▶ Exercise task
Each line containing the word "relative" must be collected.

START

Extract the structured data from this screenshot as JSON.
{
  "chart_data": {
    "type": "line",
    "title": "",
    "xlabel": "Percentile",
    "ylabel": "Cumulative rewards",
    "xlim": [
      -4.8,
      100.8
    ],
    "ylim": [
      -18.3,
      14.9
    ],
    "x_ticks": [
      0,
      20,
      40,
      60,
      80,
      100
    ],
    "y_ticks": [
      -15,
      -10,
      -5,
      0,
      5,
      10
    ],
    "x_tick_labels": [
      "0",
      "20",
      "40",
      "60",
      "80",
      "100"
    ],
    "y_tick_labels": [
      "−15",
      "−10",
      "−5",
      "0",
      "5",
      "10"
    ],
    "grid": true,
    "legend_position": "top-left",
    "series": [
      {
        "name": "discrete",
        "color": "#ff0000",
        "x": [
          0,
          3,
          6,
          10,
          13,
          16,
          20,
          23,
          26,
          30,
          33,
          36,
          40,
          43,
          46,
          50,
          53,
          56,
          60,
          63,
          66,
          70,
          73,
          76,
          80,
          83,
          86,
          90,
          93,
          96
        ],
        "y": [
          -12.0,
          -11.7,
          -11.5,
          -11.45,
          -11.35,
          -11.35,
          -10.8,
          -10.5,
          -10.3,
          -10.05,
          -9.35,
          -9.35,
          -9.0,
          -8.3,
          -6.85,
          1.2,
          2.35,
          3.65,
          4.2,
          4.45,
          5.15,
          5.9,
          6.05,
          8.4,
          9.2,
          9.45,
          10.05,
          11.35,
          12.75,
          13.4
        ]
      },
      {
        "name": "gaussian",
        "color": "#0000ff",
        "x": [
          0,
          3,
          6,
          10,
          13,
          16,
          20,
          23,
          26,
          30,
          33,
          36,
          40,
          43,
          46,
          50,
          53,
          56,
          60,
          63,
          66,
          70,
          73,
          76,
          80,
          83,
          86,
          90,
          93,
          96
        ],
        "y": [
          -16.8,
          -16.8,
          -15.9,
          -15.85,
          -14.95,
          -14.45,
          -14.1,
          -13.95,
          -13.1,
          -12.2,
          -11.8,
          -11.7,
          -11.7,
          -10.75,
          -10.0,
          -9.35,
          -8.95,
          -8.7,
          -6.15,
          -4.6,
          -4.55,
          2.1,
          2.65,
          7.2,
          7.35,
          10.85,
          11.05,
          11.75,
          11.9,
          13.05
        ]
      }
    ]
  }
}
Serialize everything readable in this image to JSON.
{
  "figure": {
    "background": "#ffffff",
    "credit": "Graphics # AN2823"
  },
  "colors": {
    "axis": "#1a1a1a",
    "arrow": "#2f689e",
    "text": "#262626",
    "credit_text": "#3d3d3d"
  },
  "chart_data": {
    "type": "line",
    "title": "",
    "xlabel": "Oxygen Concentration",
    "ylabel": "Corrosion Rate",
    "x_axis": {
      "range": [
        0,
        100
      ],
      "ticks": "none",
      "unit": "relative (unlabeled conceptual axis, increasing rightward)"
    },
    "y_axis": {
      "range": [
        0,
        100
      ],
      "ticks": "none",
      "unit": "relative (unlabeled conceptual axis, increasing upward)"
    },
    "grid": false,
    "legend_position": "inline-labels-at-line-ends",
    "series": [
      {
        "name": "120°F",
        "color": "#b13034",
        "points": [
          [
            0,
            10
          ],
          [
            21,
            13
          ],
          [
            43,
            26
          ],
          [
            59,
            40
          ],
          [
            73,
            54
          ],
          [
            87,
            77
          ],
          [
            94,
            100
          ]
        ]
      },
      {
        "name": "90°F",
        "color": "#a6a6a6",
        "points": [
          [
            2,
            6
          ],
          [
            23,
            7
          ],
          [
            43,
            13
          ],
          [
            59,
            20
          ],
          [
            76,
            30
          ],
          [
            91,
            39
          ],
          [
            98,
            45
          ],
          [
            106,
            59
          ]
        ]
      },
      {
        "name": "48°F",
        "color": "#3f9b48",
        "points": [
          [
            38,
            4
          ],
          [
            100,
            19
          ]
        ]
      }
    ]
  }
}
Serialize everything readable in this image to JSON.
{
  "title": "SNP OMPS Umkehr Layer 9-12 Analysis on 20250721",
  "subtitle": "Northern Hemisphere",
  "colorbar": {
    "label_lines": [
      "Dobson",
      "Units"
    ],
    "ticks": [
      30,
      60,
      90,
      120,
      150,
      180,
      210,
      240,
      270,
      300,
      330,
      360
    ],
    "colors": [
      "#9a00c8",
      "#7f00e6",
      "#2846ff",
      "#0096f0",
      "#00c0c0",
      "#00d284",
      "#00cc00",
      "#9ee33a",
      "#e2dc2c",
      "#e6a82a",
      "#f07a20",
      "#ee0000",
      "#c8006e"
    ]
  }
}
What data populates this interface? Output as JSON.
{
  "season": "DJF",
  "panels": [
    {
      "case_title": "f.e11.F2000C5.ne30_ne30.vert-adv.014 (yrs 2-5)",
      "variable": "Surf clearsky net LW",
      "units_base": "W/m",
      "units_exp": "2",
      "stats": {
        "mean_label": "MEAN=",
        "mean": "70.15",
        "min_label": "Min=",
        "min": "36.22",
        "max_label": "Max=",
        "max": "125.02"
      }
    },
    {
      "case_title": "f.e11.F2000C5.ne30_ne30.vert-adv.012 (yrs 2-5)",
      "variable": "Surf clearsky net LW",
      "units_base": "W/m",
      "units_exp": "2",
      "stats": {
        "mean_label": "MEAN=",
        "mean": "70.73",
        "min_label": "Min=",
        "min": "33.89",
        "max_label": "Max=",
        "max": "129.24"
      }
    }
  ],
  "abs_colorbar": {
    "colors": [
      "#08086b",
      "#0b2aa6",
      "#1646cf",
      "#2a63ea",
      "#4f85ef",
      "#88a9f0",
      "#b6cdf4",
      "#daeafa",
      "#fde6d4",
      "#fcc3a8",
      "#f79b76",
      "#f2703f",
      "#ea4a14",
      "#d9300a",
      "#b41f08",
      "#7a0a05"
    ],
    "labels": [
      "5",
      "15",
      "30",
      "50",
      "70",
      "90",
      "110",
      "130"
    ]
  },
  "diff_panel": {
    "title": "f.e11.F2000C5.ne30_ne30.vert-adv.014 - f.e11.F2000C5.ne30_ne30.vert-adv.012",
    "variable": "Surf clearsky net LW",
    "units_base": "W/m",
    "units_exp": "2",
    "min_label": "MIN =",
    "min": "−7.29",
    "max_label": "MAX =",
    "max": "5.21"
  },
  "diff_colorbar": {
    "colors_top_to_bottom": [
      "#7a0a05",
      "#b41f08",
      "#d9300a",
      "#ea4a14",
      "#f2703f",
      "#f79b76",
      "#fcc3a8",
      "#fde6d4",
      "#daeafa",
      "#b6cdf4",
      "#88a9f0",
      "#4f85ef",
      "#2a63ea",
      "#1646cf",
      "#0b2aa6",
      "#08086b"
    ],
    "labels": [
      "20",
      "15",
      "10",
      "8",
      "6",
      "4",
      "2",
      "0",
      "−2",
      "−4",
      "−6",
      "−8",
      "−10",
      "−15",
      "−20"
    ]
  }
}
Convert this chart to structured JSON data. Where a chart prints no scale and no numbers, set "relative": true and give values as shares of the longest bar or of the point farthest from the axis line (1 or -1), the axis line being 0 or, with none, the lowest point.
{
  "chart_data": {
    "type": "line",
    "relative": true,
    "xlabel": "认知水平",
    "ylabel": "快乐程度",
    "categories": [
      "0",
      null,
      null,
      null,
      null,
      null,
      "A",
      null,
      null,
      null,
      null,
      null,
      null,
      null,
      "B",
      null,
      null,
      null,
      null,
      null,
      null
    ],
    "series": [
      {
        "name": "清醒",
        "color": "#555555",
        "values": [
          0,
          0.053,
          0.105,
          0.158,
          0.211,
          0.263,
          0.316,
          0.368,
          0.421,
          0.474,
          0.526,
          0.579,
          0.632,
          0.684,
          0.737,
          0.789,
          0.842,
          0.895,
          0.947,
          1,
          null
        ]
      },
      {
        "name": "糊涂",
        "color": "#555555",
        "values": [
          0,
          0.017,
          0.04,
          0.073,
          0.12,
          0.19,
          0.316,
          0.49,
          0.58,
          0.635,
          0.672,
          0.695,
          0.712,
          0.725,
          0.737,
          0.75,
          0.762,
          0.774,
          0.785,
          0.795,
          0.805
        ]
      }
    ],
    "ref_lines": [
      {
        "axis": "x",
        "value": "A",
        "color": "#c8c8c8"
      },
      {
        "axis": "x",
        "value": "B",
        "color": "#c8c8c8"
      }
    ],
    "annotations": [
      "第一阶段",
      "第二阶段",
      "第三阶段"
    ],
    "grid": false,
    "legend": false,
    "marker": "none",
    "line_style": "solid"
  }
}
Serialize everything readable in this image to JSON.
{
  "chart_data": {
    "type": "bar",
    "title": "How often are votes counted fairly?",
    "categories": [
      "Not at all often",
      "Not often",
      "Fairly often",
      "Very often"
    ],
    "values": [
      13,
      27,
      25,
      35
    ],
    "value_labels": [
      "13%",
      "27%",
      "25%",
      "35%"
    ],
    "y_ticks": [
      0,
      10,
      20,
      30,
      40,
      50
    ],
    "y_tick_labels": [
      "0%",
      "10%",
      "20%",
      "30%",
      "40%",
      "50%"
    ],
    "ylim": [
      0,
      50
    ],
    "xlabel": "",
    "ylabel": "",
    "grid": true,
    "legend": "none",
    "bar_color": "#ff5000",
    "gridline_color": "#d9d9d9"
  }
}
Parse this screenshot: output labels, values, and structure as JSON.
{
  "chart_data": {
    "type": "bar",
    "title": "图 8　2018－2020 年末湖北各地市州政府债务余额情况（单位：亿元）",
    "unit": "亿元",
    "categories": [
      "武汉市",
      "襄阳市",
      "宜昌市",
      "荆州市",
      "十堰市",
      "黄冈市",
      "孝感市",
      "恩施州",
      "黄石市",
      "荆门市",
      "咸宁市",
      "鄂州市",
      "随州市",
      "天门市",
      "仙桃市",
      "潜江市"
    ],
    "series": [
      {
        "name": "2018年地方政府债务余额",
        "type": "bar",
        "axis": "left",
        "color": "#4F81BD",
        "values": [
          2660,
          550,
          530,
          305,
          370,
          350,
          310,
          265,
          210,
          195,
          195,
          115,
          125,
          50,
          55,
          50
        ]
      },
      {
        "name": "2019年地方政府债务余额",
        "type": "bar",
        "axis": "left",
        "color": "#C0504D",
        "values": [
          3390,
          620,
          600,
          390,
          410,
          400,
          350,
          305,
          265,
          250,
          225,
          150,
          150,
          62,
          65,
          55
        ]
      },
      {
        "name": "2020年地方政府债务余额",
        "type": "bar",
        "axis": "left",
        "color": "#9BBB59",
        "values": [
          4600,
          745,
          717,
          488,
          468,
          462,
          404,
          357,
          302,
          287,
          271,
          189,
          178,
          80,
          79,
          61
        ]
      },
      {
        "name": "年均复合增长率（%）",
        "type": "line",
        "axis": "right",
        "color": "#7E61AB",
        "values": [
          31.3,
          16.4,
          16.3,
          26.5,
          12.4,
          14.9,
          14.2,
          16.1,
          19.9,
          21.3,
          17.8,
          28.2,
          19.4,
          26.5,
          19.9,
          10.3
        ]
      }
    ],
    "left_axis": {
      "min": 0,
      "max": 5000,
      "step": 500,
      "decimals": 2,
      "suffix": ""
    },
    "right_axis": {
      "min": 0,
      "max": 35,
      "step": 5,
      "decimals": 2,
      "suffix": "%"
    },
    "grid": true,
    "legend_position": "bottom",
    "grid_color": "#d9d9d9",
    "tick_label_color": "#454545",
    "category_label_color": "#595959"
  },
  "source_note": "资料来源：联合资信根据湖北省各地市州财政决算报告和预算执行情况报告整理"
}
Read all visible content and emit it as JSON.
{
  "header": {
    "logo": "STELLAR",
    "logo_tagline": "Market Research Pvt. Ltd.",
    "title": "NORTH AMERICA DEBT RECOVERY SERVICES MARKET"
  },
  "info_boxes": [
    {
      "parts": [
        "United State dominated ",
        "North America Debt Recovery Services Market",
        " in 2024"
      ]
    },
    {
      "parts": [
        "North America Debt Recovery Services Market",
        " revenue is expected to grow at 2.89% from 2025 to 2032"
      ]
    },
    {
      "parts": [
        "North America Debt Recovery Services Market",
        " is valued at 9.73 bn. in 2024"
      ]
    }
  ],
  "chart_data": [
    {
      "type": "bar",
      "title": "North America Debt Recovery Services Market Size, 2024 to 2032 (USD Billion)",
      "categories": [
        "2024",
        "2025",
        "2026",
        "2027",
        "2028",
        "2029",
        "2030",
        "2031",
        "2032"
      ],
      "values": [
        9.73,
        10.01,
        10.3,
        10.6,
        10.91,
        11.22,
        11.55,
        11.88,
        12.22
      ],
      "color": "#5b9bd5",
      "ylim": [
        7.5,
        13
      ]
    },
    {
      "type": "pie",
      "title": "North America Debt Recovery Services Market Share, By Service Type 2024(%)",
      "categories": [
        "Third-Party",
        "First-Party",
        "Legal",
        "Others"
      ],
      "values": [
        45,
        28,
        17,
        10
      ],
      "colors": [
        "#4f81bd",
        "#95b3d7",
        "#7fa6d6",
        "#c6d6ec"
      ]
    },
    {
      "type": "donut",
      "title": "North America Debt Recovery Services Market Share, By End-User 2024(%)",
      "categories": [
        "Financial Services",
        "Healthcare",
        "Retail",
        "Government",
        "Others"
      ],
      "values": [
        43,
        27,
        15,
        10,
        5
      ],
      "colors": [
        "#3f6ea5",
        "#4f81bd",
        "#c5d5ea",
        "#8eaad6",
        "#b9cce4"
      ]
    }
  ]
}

END

▶ Response
      "unit": "relative (unlabeled conceptual axis, increasing rightward)"
      "unit": "relative (unlabeled conceptual axis, increasing upward)"
Convert this chart to structured JSON data. Where a chart prints no scale and no numbers, set "relative": true and give values as shares of the longest bar or of the point farthest from the axis line (1 or -1), the axis line being 0 or, with none, the lowest point.
    "relative": true,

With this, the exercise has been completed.